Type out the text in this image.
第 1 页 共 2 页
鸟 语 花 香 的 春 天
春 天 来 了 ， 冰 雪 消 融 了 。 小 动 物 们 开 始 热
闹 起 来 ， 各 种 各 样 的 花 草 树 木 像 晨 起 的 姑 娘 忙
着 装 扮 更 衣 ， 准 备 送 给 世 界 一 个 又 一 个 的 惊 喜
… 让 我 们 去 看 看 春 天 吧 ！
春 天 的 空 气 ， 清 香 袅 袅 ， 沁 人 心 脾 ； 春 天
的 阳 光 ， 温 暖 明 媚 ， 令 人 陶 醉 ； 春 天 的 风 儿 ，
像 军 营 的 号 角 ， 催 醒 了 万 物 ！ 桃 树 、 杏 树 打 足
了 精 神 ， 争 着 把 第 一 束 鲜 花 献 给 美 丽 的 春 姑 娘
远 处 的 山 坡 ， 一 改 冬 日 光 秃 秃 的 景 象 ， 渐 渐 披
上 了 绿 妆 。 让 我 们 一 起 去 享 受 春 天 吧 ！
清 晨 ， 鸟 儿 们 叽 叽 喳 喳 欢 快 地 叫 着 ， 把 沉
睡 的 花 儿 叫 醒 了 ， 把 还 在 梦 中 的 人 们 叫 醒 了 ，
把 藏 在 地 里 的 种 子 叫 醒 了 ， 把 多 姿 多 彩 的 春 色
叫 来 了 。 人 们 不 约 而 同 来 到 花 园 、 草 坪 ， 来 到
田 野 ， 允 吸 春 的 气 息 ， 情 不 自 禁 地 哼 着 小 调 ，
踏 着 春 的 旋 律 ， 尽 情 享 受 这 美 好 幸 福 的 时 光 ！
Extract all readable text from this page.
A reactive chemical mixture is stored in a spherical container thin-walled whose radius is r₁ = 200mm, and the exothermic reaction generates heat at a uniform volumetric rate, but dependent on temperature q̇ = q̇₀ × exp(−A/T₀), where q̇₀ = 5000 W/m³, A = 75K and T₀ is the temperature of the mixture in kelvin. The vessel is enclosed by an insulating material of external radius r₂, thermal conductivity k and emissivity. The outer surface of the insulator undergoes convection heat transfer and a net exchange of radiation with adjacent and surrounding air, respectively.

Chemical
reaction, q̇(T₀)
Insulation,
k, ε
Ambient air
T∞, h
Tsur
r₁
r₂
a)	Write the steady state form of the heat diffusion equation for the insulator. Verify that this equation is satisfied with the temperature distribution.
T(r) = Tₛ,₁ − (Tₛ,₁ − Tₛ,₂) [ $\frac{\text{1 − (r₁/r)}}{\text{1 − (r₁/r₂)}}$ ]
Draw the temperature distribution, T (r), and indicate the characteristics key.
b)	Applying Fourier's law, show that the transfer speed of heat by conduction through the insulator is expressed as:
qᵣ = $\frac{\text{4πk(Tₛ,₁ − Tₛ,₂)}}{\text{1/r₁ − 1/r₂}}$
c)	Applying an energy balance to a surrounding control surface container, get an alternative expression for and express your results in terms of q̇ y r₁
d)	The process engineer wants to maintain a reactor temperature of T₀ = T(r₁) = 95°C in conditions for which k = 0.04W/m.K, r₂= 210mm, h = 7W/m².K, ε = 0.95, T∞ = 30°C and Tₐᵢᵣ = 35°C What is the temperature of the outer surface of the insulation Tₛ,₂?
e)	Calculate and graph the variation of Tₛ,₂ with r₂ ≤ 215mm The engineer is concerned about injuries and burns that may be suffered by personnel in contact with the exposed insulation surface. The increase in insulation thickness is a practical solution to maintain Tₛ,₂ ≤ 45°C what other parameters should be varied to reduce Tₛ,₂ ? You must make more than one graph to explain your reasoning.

== == ==

■ Task brief:
Look through the data above. Find each line with the string "container" and copy it.

■ Response to the exercise:
A reactive chemical mixture is stored in a spherical container thin-walled whose radius is r₁ = 200mm, and the exothermic reaction generates heat at a uniform volumetric rate, but dependent on temperature q̇ = q̇₀ × exp(−A/T₀), where q̇₀ = 5000 W/m³, A = 75K and T₀ is the temperature of the mixture in kelvin. The vessel is enclosed by an insulating material of external radius r₂, thermal conductivity k and emissivity. The outer surface of the insulator undergoes convection heat transfer and a net exchange of radiation with adjacent and surrounding air, respectively.
c)	Applying an energy balance to a surrounding control surface container, get an alternative expression for and express your results in terms of q̇ y r₁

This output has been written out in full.